(Stored entries)
= = = = =

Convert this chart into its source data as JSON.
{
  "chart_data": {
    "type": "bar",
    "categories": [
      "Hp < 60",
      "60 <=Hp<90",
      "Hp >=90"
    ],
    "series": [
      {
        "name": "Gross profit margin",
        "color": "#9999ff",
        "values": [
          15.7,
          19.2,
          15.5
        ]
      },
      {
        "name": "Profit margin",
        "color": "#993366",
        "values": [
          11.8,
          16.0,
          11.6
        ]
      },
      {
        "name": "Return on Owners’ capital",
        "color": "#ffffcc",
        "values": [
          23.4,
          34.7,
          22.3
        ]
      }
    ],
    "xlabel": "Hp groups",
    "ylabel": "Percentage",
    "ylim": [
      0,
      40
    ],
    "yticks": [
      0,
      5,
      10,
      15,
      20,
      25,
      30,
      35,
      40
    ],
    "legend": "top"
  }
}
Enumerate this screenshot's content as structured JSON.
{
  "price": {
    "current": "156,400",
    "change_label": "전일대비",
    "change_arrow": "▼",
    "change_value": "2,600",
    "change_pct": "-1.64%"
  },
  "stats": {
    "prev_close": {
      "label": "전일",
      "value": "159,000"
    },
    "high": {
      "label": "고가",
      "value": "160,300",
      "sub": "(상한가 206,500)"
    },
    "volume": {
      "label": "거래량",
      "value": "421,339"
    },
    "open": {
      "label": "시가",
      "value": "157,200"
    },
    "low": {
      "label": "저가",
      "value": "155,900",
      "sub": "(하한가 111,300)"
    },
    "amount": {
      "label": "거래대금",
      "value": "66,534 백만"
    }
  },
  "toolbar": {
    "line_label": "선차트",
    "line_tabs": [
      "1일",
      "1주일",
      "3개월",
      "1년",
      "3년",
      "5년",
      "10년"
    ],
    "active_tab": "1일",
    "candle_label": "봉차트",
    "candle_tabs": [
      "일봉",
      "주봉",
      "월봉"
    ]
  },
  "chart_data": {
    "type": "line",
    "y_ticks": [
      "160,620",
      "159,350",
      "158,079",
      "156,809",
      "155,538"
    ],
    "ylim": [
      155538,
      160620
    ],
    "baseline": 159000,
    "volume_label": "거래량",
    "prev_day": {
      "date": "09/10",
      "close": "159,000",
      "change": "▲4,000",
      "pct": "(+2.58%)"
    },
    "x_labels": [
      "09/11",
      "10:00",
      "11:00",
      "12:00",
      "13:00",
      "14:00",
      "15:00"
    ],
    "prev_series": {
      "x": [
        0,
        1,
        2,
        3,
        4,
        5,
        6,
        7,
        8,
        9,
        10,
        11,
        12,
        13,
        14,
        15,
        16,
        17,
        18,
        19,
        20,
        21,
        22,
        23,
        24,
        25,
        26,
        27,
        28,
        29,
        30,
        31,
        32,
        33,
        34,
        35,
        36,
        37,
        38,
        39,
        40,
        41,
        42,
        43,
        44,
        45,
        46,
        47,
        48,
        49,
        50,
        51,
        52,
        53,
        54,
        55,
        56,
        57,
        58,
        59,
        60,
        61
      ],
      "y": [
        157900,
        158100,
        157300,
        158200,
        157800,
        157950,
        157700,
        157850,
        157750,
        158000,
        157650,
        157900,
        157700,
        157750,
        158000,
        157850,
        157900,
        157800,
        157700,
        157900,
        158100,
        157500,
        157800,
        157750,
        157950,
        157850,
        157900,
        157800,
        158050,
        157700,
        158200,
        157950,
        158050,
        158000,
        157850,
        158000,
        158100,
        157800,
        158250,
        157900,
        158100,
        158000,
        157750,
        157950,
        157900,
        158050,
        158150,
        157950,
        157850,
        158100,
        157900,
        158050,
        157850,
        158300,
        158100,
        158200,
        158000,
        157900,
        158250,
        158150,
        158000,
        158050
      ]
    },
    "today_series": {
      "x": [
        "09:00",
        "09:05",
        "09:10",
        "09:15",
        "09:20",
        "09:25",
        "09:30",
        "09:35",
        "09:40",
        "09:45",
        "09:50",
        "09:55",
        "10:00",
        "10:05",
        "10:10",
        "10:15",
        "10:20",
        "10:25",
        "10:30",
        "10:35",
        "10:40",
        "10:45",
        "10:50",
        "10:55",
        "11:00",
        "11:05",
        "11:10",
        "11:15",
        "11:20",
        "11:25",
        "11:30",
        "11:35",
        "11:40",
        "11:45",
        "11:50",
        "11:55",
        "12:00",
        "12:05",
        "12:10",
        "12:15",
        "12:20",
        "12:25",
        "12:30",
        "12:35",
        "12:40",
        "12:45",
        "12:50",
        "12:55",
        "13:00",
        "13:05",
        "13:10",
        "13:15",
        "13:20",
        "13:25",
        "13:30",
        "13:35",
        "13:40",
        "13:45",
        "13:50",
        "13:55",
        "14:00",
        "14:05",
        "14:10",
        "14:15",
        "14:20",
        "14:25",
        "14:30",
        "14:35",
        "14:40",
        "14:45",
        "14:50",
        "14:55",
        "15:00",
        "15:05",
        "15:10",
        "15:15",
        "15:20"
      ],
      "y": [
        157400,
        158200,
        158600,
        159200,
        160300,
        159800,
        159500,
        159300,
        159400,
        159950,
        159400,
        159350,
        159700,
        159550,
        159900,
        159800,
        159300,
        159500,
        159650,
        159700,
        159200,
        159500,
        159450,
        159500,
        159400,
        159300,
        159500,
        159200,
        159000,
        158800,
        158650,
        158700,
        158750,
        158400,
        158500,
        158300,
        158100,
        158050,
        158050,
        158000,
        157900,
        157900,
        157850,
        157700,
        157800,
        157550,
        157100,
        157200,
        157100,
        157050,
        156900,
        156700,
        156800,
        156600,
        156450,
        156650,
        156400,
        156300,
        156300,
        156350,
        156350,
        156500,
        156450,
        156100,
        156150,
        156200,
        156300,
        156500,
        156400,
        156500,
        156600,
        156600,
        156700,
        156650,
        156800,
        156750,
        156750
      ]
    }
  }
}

= = = = =

GOAL: Make an exact copy of the material above.

PROBLEM SOLUTION:
Convert this chart into its source data as JSON.
{
  "chart_data": {
    "type": "bar",
    "categories": [
      "Hp < 60",
      "60 <=Hp<90",
      "Hp >=90"
    ],
    "series": [
      {
        "name": "Gross profit margin",
        "color": "#9999ff",
        "values": [
          15.7,
          19.2,
          15.5
        ]
      },
      {
        "name": "Profit margin",
        "color": "#993366",
        "values": [
          11.8,
          16.0,
          11.6
        ]
      },
      {
        "name": "Return on Owners’ capital",
        "color": "#ffffcc",
        "values": [
          23.4,
          34.7,
          22.3
        ]
      }
    ],
    "xlabel": "Hp groups",
    "ylabel": "Percentage",
    "ylim": [
      0,
      40
    ],
    "yticks": [
      0,
      5,
      10,
      15,
      20,
      25,
      30,
      35,
      40
    ],
    "legend": "top"
  }
}
Enumerate this screenshot's content as structured JSON.
{
  "price": {
    "current": "156,400",
    "change_label": "전일대비",
    "change_arrow": "▼",
    "change_value": "2,600",
    "change_pct": "-1.64%"
  },
  "stats": {
    "prev_close": {
      "label": "전일",
      "value": "159,000"
    },
    "high": {
      "label": "고가",
      "value": "160,300",
      "sub": "(상한가 206,500)"
    },
    "volume": {
      "label": "거래량",
      "value": "421,339"
    },
    "open": {
      "label": "시가",
      "value": "157,200"
    },
    "low": {
      "label": "저가",
      "value": "155,900",
      "sub": "(하한가 111,300)"
    },
    "amount": {
      "label": "거래대금",
      "value": "66,534 백만"
    }
  },
  "toolbar": {
    "line_label": "선차트",
    "line_tabs": [
      "1일",
      "1주일",
      "3개월",
      "1년",
      "3년",
      "5년",
      "10년"
    ],
    "active_tab": "1일",
    "candle_label": "봉차트",
    "candle_tabs": [
      "일봉",
      "주봉",
      "월봉"
    ]
  },
  "chart_data": {
    "type": "line",
    "y_ticks": [
      "160,620",
      "159,350",
      "158,079",
      "156,809",
      "155,538"
    ],
    "ylim": [
      155538,
      160620
    ],
    "baseline": 159000,
    "volume_label": "거래량",
    "prev_day": {
      "date": "09/10",
      "close": "159,000",
      "change": "▲4,000",
      "pct": "(+2.58%)"
    },
    "x_labels": [
      "09/11",
      "10:00",
      "11:00",
      "12:00",
      "13:00",
      "14:00",
      "15:00"
    ],
    "prev_series": {
      "x": [
        0,
        1,
        2,
        3,
        4,
        5,
        6,
        7,
        8,
        9,
        10,
        11,
        12,
        13,
        14,
        15,
        16,
        17,
        18,
        19,
        20,
        21,
        22,
        23,
        24,
        25,
        26,
        27,
        28,
        29,
        30,
        31,
        32,
        33,
        34,
        35,
        36,
        37,
        38,
        39,
        40,
        41,
        42,
        43,
        44,
        45,
        46,
        47,
        48,
        49,
        50,
        51,
        52,
        53,
        54,
        55,
        56,
        57,
        58,
        59,
        60,
        61
      ],
      "y": [
        157900,
        158100,
        157300,
        158200,
        157800,
        157950,
        157700,
        157850,
        157750,
        158000,
        157650,
        157900,
        157700,
        157750,
        158000,
        157850,
        157900,
        157800,
        157700,
        157900,
        158100,
        157500,
        157800,
        157750,
        157950,
        157850,
        157900,
        157800,
        158050,
        157700,
        158200,
        157950,
        158050,
        158000,
        157850,
        158000,
        158100,
        157800,
        158250,
        157900,
        158100,
        158000,
        157750,
        157950,
        157900,
        158050,
        158150,
        157950,
        157850,
        158100,
        157900,
        158050,
        157850,
        158300,
        158100,
        158200,
        158000,
        157900,
        158250,
        158150,
        158000,
        158050
      ]
    },
    "today_series": {
      "x": [
        "09:00",
        "09:05",
        "09:10",
        "09:15",
        "09:20",
        "09:25",
        "09:30",
        "09:35",
        "09:40",
        "09:45",
        "09:50",
        "09:55",
        "10:00",
        "10:05",
        "10:10",
        "10:15",
        "10:20",
        "10:25",
        "10:30",
        "10:35",
        "10:40",
        "10:45",
        "10:50",
        "10:55",
        "11:00",
        "11:05",
        "11:10",
        "11:15",
        "11:20",
        "11:25",
        "11:30",
        "11:35",
        "11:40",
        "11:45",
        "11:50",
        "11:55",
        "12:00",
        "12:05",
        "12:10",
        "12:15",
        "12:20",
        "12:25",
        "12:30",
        "12:35",
        "12:40",
        "12:45",
        "12:50",
        "12:55",
        "13:00",
        "13:05",
        "13:10",
        "13:15",
        "13:20",
        "13:25",
        "13:30",
        "13:35",
        "13:40",
        "13:45",
        "13:50",
        "13:55",
        "14:00",
        "14:05",
        "14:10",
        "14:15",
        "14:20",
        "14:25",
        "14:30",
        "14:35",
        "14:40",
        "14:45",
        "14:50",
        "14:55",
        "15:00",
        "15:05",
        "15:10",
        "15:15",
        "15:20"
      ],
      "y": [
        157400,
        158200,
        158600,
        159200,
        160300,
        159800,
        159500,
        159300,
        159400,
        159950,
        159400,
        159350,
        159700,
        159550,
        159900,
        159800,
        159300,
        159500,
        159650,
        159700,
        159200,
        159500,
        159450,
        159500,
        159400,
        159300,
        159500,
        159200,
        159000,
        158800,
        158650,
        158700,
        158750,
        158400,
        158500,
        158300,
        158100,
        158050,
        158050,
        158000,
        157900,
        157900,
        157850,
        157700,
        157800,
        157550,
        157100,
        157200,
        157100,
        157050,
        156900,
        156700,
        156800,
        156600,
        156450,
        156650,
        156400,
        156300,
        156300,
        156350,
        156350,
        156500,
        156450,
        156100,
        156150,
        156200,
        156300,
        156500,
        156400,
        156500,
        156600,
        156600,
        156700,
        156650,
        156800,
        156750,
        156750
      ]
    }
  }
}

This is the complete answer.